---------- INPUT ROWS ----------

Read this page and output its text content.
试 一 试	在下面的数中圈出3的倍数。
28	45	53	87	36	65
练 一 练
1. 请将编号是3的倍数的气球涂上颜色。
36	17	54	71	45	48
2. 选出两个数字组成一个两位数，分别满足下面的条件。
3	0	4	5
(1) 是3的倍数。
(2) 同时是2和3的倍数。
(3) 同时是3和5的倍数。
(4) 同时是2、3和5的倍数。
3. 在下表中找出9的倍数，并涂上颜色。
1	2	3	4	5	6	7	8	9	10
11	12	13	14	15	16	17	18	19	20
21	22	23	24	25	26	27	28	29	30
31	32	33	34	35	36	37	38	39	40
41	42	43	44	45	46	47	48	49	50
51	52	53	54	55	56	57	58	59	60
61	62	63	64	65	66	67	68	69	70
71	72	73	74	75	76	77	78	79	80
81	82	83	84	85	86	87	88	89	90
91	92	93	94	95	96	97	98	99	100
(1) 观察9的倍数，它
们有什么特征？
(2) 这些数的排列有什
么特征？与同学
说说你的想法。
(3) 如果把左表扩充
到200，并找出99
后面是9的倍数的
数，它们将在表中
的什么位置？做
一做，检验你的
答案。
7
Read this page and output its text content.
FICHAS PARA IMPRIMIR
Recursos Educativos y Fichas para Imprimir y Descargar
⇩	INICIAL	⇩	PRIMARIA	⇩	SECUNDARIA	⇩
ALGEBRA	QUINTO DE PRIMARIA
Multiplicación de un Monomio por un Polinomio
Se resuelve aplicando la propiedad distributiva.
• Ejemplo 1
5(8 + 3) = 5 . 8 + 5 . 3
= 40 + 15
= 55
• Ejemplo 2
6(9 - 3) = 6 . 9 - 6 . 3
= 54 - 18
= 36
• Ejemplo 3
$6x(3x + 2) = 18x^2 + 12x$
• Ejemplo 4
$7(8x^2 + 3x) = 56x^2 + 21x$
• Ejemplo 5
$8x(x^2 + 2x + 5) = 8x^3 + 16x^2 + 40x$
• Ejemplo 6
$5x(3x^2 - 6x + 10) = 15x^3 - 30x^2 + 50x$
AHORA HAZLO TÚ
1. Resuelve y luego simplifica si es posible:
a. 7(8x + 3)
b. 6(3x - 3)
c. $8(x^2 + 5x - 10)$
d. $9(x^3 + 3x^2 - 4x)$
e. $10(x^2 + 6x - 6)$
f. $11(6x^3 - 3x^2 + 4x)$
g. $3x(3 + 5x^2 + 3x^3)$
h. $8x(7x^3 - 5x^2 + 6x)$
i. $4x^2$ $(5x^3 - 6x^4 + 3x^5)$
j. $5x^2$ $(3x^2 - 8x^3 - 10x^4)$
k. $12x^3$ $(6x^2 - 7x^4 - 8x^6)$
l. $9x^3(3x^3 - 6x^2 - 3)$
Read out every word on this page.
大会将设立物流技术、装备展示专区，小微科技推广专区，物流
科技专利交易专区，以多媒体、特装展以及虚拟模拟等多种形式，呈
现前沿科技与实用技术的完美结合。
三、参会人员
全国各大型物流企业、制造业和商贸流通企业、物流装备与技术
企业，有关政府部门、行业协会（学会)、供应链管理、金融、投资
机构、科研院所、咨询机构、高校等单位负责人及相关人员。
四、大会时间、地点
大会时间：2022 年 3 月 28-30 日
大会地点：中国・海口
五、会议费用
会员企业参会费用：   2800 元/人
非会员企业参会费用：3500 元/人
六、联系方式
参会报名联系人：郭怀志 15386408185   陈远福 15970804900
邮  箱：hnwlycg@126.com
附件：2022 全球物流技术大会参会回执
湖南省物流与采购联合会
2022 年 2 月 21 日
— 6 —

----------

WORK TO COMPLETE: All lines from the one containing "Read out every word on this page." through the end of the records, both ends included, are to be quoted exactly; please add nothing else.

CORRECT RESULT:
Read out every word on this page.
大会将设立物流技术、装备展示专区，小微科技推广专区，物流
科技专利交易专区，以多媒体、特装展以及虚拟模拟等多种形式，呈
现前沿科技与实用技术的完美结合。
三、参会人员
全国各大型物流企业、制造业和商贸流通企业、物流装备与技术
企业，有关政府部门、行业协会（学会)、供应链管理、金融、投资
机构、科研院所、咨询机构、高校等单位负责人及相关人员。
四、大会时间、地点
大会时间：2022 年 3 月 28-30 日
大会地点：中国・海口
五、会议费用
会员企业参会费用：   2800 元/人
非会员企业参会费用：3500 元/人
六、联系方式
参会报名联系人：郭怀志 15386408185   陈远福 15970804900
邮  箱：hnwlycg@126.com
附件：2022 全球物流技术大会参会回执
湖南省物流与采购联合会
2022 年 2 月 21 日
— 6 —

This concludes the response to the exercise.